→ Material
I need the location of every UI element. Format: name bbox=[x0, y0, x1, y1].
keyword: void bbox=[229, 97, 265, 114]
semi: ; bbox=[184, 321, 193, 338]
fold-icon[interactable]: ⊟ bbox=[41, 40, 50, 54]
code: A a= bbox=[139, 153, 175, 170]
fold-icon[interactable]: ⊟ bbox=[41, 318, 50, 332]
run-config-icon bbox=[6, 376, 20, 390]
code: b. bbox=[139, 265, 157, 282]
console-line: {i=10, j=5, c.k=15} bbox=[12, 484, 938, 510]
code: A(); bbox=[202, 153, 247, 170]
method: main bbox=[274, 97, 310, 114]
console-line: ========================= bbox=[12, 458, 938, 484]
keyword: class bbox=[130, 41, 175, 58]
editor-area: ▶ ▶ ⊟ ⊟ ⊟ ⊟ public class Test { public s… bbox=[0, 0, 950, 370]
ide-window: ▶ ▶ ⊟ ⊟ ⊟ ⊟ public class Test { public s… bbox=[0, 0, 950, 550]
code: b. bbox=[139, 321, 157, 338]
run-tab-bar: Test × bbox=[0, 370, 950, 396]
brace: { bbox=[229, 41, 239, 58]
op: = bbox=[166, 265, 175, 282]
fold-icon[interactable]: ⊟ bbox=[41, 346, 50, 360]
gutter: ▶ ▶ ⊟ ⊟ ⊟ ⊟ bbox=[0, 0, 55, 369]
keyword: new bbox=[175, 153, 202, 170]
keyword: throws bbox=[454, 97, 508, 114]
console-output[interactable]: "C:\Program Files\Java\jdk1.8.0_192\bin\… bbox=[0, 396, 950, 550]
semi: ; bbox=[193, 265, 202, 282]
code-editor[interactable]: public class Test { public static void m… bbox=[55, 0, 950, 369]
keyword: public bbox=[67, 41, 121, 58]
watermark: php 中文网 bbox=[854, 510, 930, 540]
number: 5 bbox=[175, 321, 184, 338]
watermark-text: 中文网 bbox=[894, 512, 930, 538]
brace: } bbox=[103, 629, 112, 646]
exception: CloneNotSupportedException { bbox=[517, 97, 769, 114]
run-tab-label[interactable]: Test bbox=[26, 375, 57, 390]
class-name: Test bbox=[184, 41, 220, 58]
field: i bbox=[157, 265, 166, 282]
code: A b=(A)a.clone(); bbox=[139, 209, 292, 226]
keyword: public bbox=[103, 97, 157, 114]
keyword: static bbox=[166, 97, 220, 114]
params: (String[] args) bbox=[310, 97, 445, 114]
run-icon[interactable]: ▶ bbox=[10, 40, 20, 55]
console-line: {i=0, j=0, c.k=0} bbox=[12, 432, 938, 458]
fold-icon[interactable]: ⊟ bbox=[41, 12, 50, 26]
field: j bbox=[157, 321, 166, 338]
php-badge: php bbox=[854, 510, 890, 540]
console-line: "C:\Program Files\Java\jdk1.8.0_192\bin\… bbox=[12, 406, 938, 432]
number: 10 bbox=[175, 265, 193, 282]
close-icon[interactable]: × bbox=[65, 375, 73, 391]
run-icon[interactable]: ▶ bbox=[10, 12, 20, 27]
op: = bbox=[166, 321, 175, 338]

→ Written task
Could you turn the rows above into a JSON list of strings, one string per line with blank lines left out? Begin at the first row and stop after the line that contains "396, 950, 550]".

→ Worked answer
[
  "I need the location of every UI element. Format: name bbox=[x0, y0, x1, y1].",
  "keyword: void bbox=[229, 97, 265, 114]",
  "semi: ; bbox=[184, 321, 193, 338]",
  "fold-icon[interactable]: ⊟ bbox=[41, 40, 50, 54]",
  "code: A a= bbox=[139, 153, 175, 170]",
  "fold-icon[interactable]: ⊟ bbox=[41, 318, 50, 332]",
  "run-config-icon bbox=[6, 376, 20, 390]",
  "code: b. bbox=[139, 265, 157, 282]",
  "console-line: {i=10, j=5, c.k=15} bbox=[12, 484, 938, 510]",
  "code: A(); bbox=[202, 153, 247, 170]",
  "method: main bbox=[274, 97, 310, 114]",
  "console-line: ========================= bbox=[12, 458, 938, 484]",
  "keyword: class bbox=[130, 41, 175, 58]",
  "editor-area: ▶ ▶ ⊟ ⊟ ⊟ ⊟ public class Test { public s… bbox=[0, 0, 950, 370]",
  "ide-window: ▶ ▶ ⊟ ⊟ ⊟ ⊟ public class Test { public s… bbox=[0, 0, 950, 550]",
  "code: b. bbox=[139, 321, 157, 338]",
  "run-tab-bar: Test × bbox=[0, 370, 950, 396]",
  "brace: { bbox=[229, 41, 239, 58]",
  "op: = bbox=[166, 265, 175, 282]",
  "fold-icon[interactable]: ⊟ bbox=[41, 346, 50, 360]",
  "gutter: ▶ ▶ ⊟ ⊟ ⊟ ⊟ bbox=[0, 0, 55, 369]",
  "keyword: new bbox=[175, 153, 202, 170]",
  "keyword: throws bbox=[454, 97, 508, 114]",
  "console-output[interactable]: \"C:\\Program Files\\Java\\jdk1.8.0_192\\bin\\… bbox=[0, 396, 950, 550]"
]